======== Data for the task ========
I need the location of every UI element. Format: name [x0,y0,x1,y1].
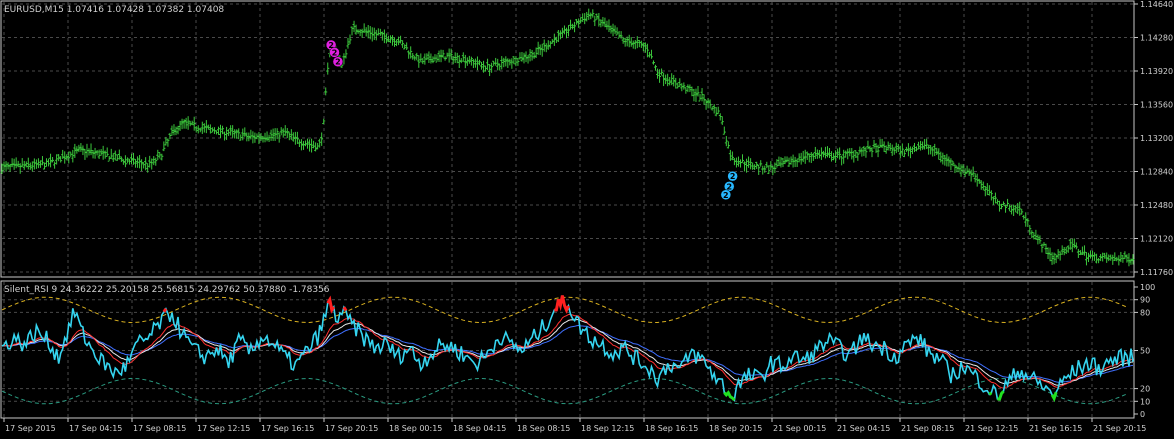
x-tick-label: 17 Sep 12:15 [197,424,250,433]
chart-background [0,0,1174,439]
x-tick-label: 21 Sep 20:15 [1093,424,1146,433]
x-tick-label: 17 Sep 16:15 [261,424,314,433]
price-chart-title: EURUSD,M15 1.07416 1.07428 1.07382 1.074… [4,5,224,15]
signal-marker-label: 2 [723,191,729,200]
y-tick-label: 50 [1140,347,1150,356]
x-tick-label: 17 Sep 04:15 [69,424,122,433]
oversold-highlight [988,391,993,396]
y-tick-label: 1.12120 [1140,235,1173,244]
overbought-highlight [162,307,168,313]
x-tick-label: 18 Sep 12:15 [581,424,634,433]
y-tick-label: 0 [1140,410,1145,419]
x-tick-label: 18 Sep 08:15 [517,424,570,433]
y-tick-label: 20 [1140,385,1150,394]
price-axis: 1.14640 1.14280 1.13920 1.13560 1.13200 1.128… [1134,0,1173,277]
x-tick-label: 18 Sep 00:15 [389,424,442,433]
y-tick-label: 1.12480 [1140,201,1173,210]
x-tick-label: 18 Sep 04:15 [453,424,506,433]
y-tick-label: 1.13920 [1140,67,1173,76]
y-tick-label: 90 [1140,296,1150,305]
signal-marker-label: 2 [335,58,341,67]
y-tick-label: 1.13200 [1140,134,1173,143]
overbought-highlight [342,306,348,312]
y-tick-label: 1.11760 [1140,268,1173,277]
x-tick-label: 21 Sep 08:15 [901,424,954,433]
y-tick-label: 80 [1140,308,1150,317]
x-tick-label: 18 Sep 16:15 [645,424,698,433]
y-tick-label: 100 [1140,283,1155,292]
x-tick-label: 17 Sep 20:15 [325,424,378,433]
x-tick-label: 21 Sep 16:15 [1029,424,1082,433]
x-tick-label: 17 Sep 08:15 [133,424,186,433]
x-tick-label: 21 Sep 04:15 [837,424,890,433]
x-tick-label: 18 Sep 20:15 [709,424,762,433]
y-tick-label: 1.14640 [1140,0,1173,9]
rsi-chart-title: Silent_RSI 9 24.36222 25.20158 25.56815 … [4,285,330,295]
x-tick-label: 17 Sep 2015 [5,424,56,433]
x-tick-label: 21 Sep 12:15 [965,424,1018,433]
trading-chart[interactable]: 222222 EURUSD,M15 1.07416 1.07428 1.0738… [0,0,1174,439]
x-tick-label: 21 Sep 00:15 [773,424,826,433]
y-tick-label: 1.12840 [1140,168,1173,177]
y-tick-label: 1.13560 [1140,101,1173,110]
signal-marker-label: 2 [730,172,736,181]
y-tick-label: 1.14280 [1140,34,1173,43]
signal-marker-label: 2 [332,48,338,57]
y-tick-label: 10 [1140,397,1150,406]
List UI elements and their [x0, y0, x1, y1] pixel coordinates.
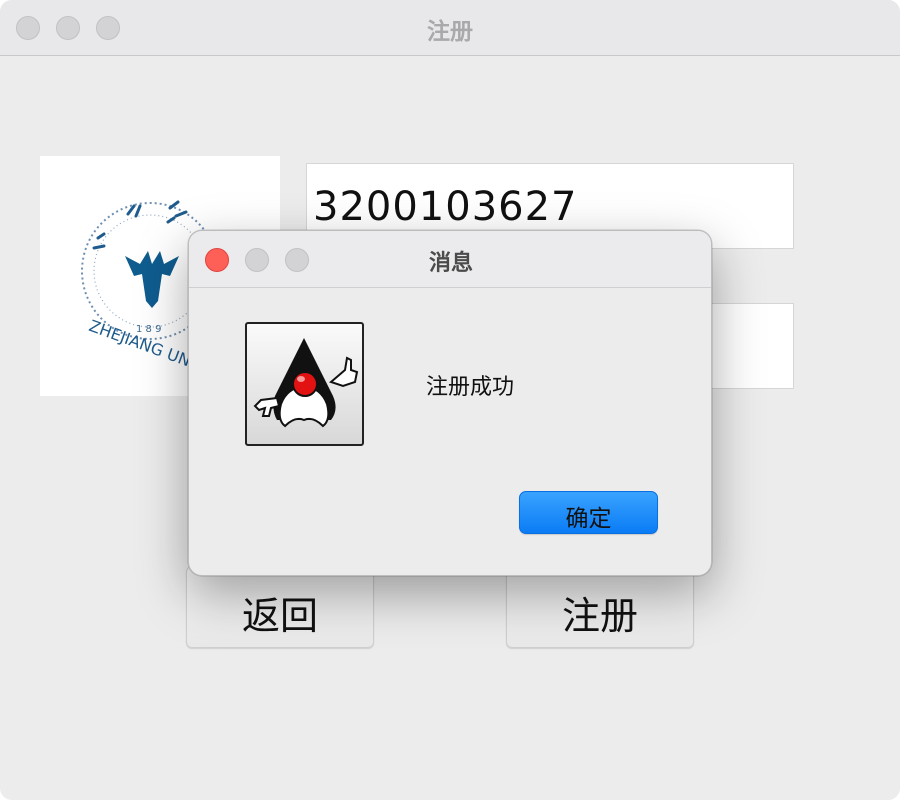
message-dialog: 消息 注册成功 确定 [188, 230, 712, 576]
title-bar: 注册 [0, 0, 900, 56]
register-button[interactable]: 注册 [506, 566, 694, 648]
student-id-value: 3200103627 [313, 184, 578, 230]
dialog-title-bar: 消息 [189, 231, 711, 288]
register-window: 注册 1 8 9 ZHEJIANG UNI 3200103627 返回 注册 消… [0, 0, 900, 800]
java-duke-icon [245, 322, 364, 446]
ok-button[interactable]: 确定 [519, 491, 658, 534]
dialog-message: 注册成功 [426, 375, 515, 400]
dialog-title: 消息 [428, 251, 473, 276]
back-button[interactable]: 返回 [186, 566, 374, 648]
window-title: 注册 [427, 19, 473, 45]
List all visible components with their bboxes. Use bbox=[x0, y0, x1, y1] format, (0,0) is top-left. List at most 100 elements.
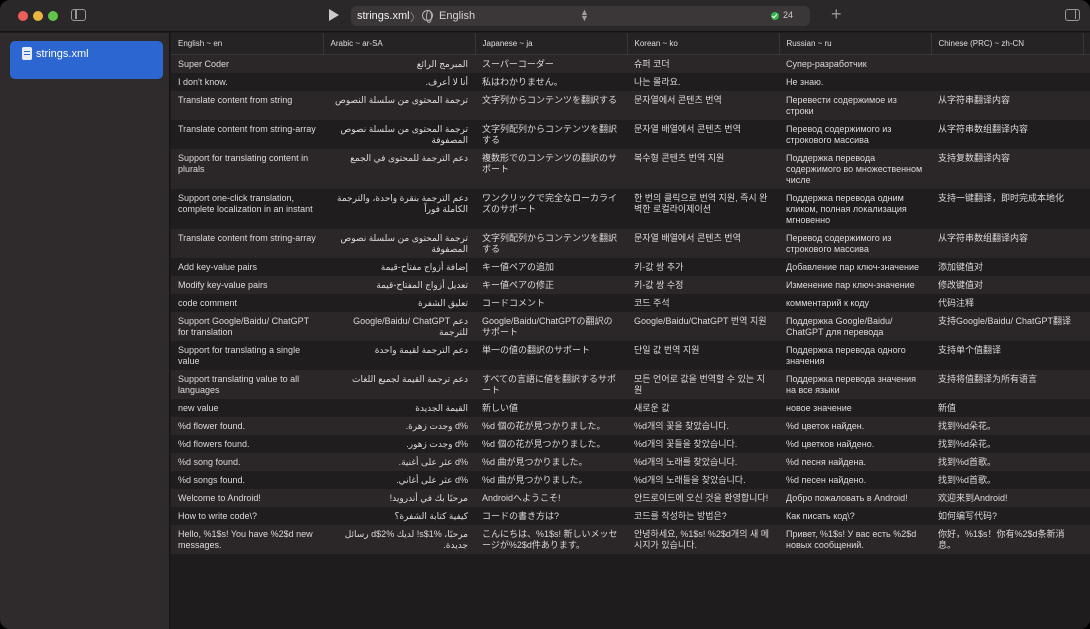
table-row[interactable]: Support translating value to all languag… bbox=[171, 369, 1090, 399]
cell-ru[interactable]: Поддержка перевода значения на все языки bbox=[779, 369, 931, 399]
cell-ko[interactable]: Google/Baidu/ChatGPT 번역 지원 bbox=[627, 311, 779, 341]
table-row[interactable]: Translate content from string-array ترجمة… bbox=[171, 119, 1090, 149]
cell-ko[interactable]: 나는 몰라요. bbox=[627, 72, 779, 91]
cell-ar[interactable]: كيفية كتابة الشفرة؟ bbox=[323, 506, 475, 525]
cell-ru[interactable]: Добро пожаловать в Android! bbox=[779, 488, 931, 507]
cell-ar[interactable]: أنا لا أعرف. bbox=[323, 72, 475, 91]
cell-ru[interactable]: Поддержка перевода одного значения bbox=[779, 340, 931, 370]
cell-ar[interactable]: %d وجدت زهرة. bbox=[323, 416, 475, 435]
cell-ru[interactable]: %d цветок найден. bbox=[779, 416, 931, 435]
cell-ar[interactable]: %d وجدت زهور. bbox=[323, 434, 475, 453]
cell-ja[interactable]: スーパーコーダー bbox=[475, 54, 627, 73]
cell-zh[interactable]: 支持一键翻译，即时完成本地化 bbox=[931, 188, 1083, 229]
inspector-toggle-icon[interactable] bbox=[1065, 9, 1080, 21]
cell-en[interactable]: new value bbox=[171, 398, 323, 417]
cell-ko[interactable]: %d개의 꽃들을 찾았습니다. bbox=[627, 434, 779, 453]
cell-zh[interactable]: 找到%d朵花。 bbox=[931, 434, 1083, 453]
cell-ja[interactable]: %d 個の花が見つかりました。 bbox=[475, 416, 627, 435]
cell-ja[interactable]: Google/Baidu/ChatGPTの翻訳のサポート bbox=[475, 311, 627, 341]
cell-ar[interactable]: دعم ترجمة القيمة لجميع اللغات bbox=[323, 369, 475, 399]
cell-ar[interactable]: مرحبًا، %1$s! لديك %2$d رسائل جديدة. bbox=[323, 524, 475, 554]
cell-ko[interactable]: 문자열 배열에서 콘텐츠 번역 bbox=[627, 119, 779, 149]
cell-ru[interactable]: Супер-разработчик bbox=[779, 54, 931, 73]
cell-ru[interactable]: %d песен найдено. bbox=[779, 470, 931, 489]
cell-ru[interactable]: Поддержка Google/Baidu/ ChatGPT для пере… bbox=[779, 311, 931, 341]
add-button[interactable]: + bbox=[831, 4, 842, 24]
cell-ru[interactable]: Добавление пар ключ-значение bbox=[779, 257, 931, 276]
cell-ja[interactable]: 複数形でのコンテンツの翻訳のサポート bbox=[475, 148, 627, 189]
cell-zh[interactable]: 找到%d首歌。 bbox=[931, 470, 1083, 489]
cell-zh[interactable]: 支持将值翻译为所有语言 bbox=[931, 369, 1083, 399]
column-header-zh[interactable]: Chinese (PRC) ~ zh-CN bbox=[931, 33, 1084, 55]
cell-ja[interactable]: 新しい値 bbox=[475, 398, 627, 417]
cell-zh[interactable]: 从字符串翻译内容 bbox=[931, 90, 1083, 120]
cell-zh[interactable]: 修改键值对 bbox=[931, 275, 1083, 294]
table-row[interactable]: Support one-click translation, complete … bbox=[171, 188, 1090, 229]
cell-ar[interactable]: دعم Google/Baidu/ ChatGPT للترجمة bbox=[323, 311, 475, 341]
cell-ru[interactable]: новое значение bbox=[779, 398, 931, 417]
cell-ar[interactable]: دعم الترجمة لقيمة واحدة bbox=[323, 340, 475, 370]
cell-ko[interactable]: 슈퍼 코더 bbox=[627, 54, 779, 73]
sidebar-item-strings-xml[interactable]: strings.xml bbox=[10, 41, 163, 79]
table-row[interactable]: Support for translating a single value دع… bbox=[171, 340, 1090, 370]
cell-en[interactable]: I don't know. bbox=[171, 72, 323, 91]
cell-zh[interactable]: 从字符串数组翻译内容 bbox=[931, 119, 1083, 149]
cell-en[interactable]: Support translating value to all languag… bbox=[171, 369, 323, 399]
cell-zh[interactable] bbox=[931, 72, 1083, 91]
table-row[interactable]: Support for translating content in plura… bbox=[171, 148, 1090, 189]
cell-en[interactable]: %d song found. bbox=[171, 452, 323, 471]
cell-ru[interactable]: Поддержка перевода одним кликом, полная … bbox=[779, 188, 931, 229]
table-row[interactable]: Support Google/Baidu/ ChatGPT for transl… bbox=[171, 311, 1090, 341]
cell-en[interactable]: Support for translating a single value bbox=[171, 340, 323, 370]
cell-ko[interactable]: 문자열에서 콘텐츠 번역 bbox=[627, 90, 779, 120]
column-header-ko[interactable]: Korean ~ ko bbox=[627, 33, 780, 55]
cell-zh[interactable]: 找到%d首歌。 bbox=[931, 452, 1083, 471]
cell-zh[interactable]: 你好，%1$s！你有%2$d条新消息。 bbox=[931, 524, 1083, 554]
cell-ko[interactable]: 한 번의 클릭으로 번역 지원, 즉시 완벽한 로컬라이제이션 bbox=[627, 188, 779, 229]
cell-ja[interactable]: %d 個の花が見つかりました。 bbox=[475, 434, 627, 453]
cell-zh[interactable]: 代码注释 bbox=[931, 293, 1083, 312]
cell-ko[interactable]: 키-값 쌍 추가 bbox=[627, 257, 779, 276]
cell-ja[interactable]: 単一の値の翻訳のサポート bbox=[475, 340, 627, 370]
close-window-button[interactable] bbox=[18, 11, 28, 21]
cell-ar[interactable]: القيمة الجديدة bbox=[323, 398, 475, 417]
cell-ru[interactable]: Привет, %1$s! У вас есть %2$d новых сооб… bbox=[779, 524, 931, 554]
scheme-selector[interactable]: strings.xml 〉 English ▲ ▼ 24 bbox=[351, 6, 810, 26]
cell-ja[interactable]: 文字列配列からコンテンツを翻訳する bbox=[475, 119, 627, 149]
cell-en[interactable]: Modify key-value pairs bbox=[171, 275, 323, 294]
cell-ru[interactable]: комментарий к коду bbox=[779, 293, 931, 312]
cell-ru[interactable]: Перевод содержимого из строкового массив… bbox=[779, 228, 931, 258]
table-row[interactable]: Hello, %1$s! You have %2$d new messages.… bbox=[171, 524, 1090, 554]
cell-ar[interactable]: إضافة أزواج مفتاح-قيمة bbox=[323, 257, 475, 276]
table-row[interactable]: Translate content from string-array ترجمة… bbox=[171, 228, 1090, 258]
cell-ja[interactable]: Androidへようこそ! bbox=[475, 488, 627, 507]
cell-ko[interactable]: 복수형 콘텐츠 번역 지원 bbox=[627, 148, 779, 189]
table-row[interactable]: %d songs found. %d عثر على أغاني. %d 曲が見つか… bbox=[171, 470, 1090, 489]
cell-ar[interactable]: المبرمج الرائع bbox=[323, 54, 475, 73]
cell-ru[interactable]: Перевод содержимого из строкового массив… bbox=[779, 119, 931, 149]
cell-ja[interactable]: 文字列配列からコンテンツを翻訳する bbox=[475, 228, 627, 258]
table-row[interactable]: How to write code\? كيفية كتابة الشفرة؟ コー… bbox=[171, 506, 1090, 525]
cell-en[interactable]: Translate content from string bbox=[171, 90, 323, 120]
cell-ko[interactable]: 단일 값 번역 지원 bbox=[627, 340, 779, 370]
cell-ja[interactable]: 文字列からコンテンツを翻訳する bbox=[475, 90, 627, 120]
table-row[interactable]: Translate content from string ترجمة المحت… bbox=[171, 90, 1090, 120]
chevron-updown-icon[interactable]: ▲ ▼ bbox=[580, 8, 589, 23]
cell-en[interactable]: %d songs found. bbox=[171, 470, 323, 489]
cell-en[interactable]: Support Google/Baidu/ ChatGPT for transl… bbox=[171, 311, 323, 341]
language-selector[interactable]: English bbox=[439, 10, 475, 22]
cell-ko[interactable]: 코드 주석 bbox=[627, 293, 779, 312]
column-header-ru[interactable]: Russian ~ ru bbox=[779, 33, 932, 55]
cell-zh[interactable] bbox=[931, 54, 1083, 73]
cell-ar[interactable]: تعديل أزواج المفتاح-قيمة bbox=[323, 275, 475, 294]
cell-ja[interactable]: %d 曲が見つかりました。 bbox=[475, 470, 627, 489]
cell-ar[interactable]: %d عثر على أغاني. bbox=[323, 470, 475, 489]
cell-en[interactable]: Translate content from string-array bbox=[171, 119, 323, 149]
cell-ar[interactable]: ترجمة المحتوى من سلسلة النصوص bbox=[323, 90, 475, 120]
cell-ja[interactable]: コードコメント bbox=[475, 293, 627, 312]
cell-zh[interactable]: 欢迎来到Android! bbox=[931, 488, 1083, 507]
cell-ja[interactable]: コードの書き方は? bbox=[475, 506, 627, 525]
cell-zh[interactable]: 找到%d朵花。 bbox=[931, 416, 1083, 435]
translation-table[interactable]: English ~ en Arabic ~ ar-SA Japanese ~ j… bbox=[171, 33, 1090, 629]
cell-en[interactable]: Translate content from string-array bbox=[171, 228, 323, 258]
========
— Work to be completed —
Copy out the material verbatim, beginning at the line that contains "table-row[interactable]: Support translating" and stopping after the line that contains "148, 627, 189]", with both of those lines included.

— The completed task —
table-row[interactable]: Support translating value to all languag… bbox=[171, 369, 1090, 399]
cell-ru[interactable]: Поддержка перевода значения на все языки bbox=[779, 369, 931, 399]
cell-ko[interactable]: Google/Baidu/ChatGPT 번역 지원 bbox=[627, 311, 779, 341]
table-row[interactable]: Translate content from string-array ترجمة… bbox=[171, 119, 1090, 149]
cell-ko[interactable]: 나는 몰라요. bbox=[627, 72, 779, 91]
cell-ar[interactable]: كيفية كتابة الشفرة؟ bbox=[323, 506, 475, 525]
cell-ru[interactable]: Добро пожаловать в Android! bbox=[779, 488, 931, 507]
cell-ar[interactable]: أنا لا أعرف. bbox=[323, 72, 475, 91]
cell-ru[interactable]: Поддержка перевода одного значения bbox=[779, 340, 931, 370]
cell-ar[interactable]: %d وجدت زهرة. bbox=[323, 416, 475, 435]
cell-ru[interactable]: %d цветок найден. bbox=[779, 416, 931, 435]
cell-ar[interactable]: %d وجدت زهور. bbox=[323, 434, 475, 453]
cell-ja[interactable]: スーパーコーダー bbox=[475, 54, 627, 73]
cell-zh[interactable]: 支持一键翻译，即时完成本地化 bbox=[931, 188, 1083, 229]
inspector-toggle-icon[interactable] bbox=[1065, 9, 1080, 21]
cell-en[interactable]: new value bbox=[171, 398, 323, 417]
cell-ko[interactable]: %d개의 꽃들을 찾았습니다. bbox=[627, 434, 779, 453]
cell-zh[interactable]: 找到%d朵花。 bbox=[931, 434, 1083, 453]
cell-ja[interactable]: %d 個の花が見つかりました。 bbox=[475, 416, 627, 435]
cell-ja[interactable]: Google/Baidu/ChatGPTの翻訳のサポート bbox=[475, 311, 627, 341]
cell-ar[interactable]: دعم ترجمة القيمة لجميع اللغات bbox=[323, 369, 475, 399]
cell-ar[interactable]: مرحبًا، %1$s! لديك %2$d رسائل جديدة. bbox=[323, 524, 475, 554]
cell-ko[interactable]: 문자열 배열에서 콘텐츠 번역 bbox=[627, 119, 779, 149]
cell-ru[interactable]: Супер-разработчик bbox=[779, 54, 931, 73]
cell-ru[interactable]: %d песен найдено. bbox=[779, 470, 931, 489]
cell-ru[interactable]: Поддержка Google/Baidu/ ChatGPT для пере… bbox=[779, 311, 931, 341]
add-button[interactable]: + bbox=[831, 4, 842, 24]
cell-ru[interactable]: Добавление пар ключ-значение bbox=[779, 257, 931, 276]
cell-ja[interactable]: 複数形でのコンテンツの翻訳のサポート bbox=[475, 148, 627, 189]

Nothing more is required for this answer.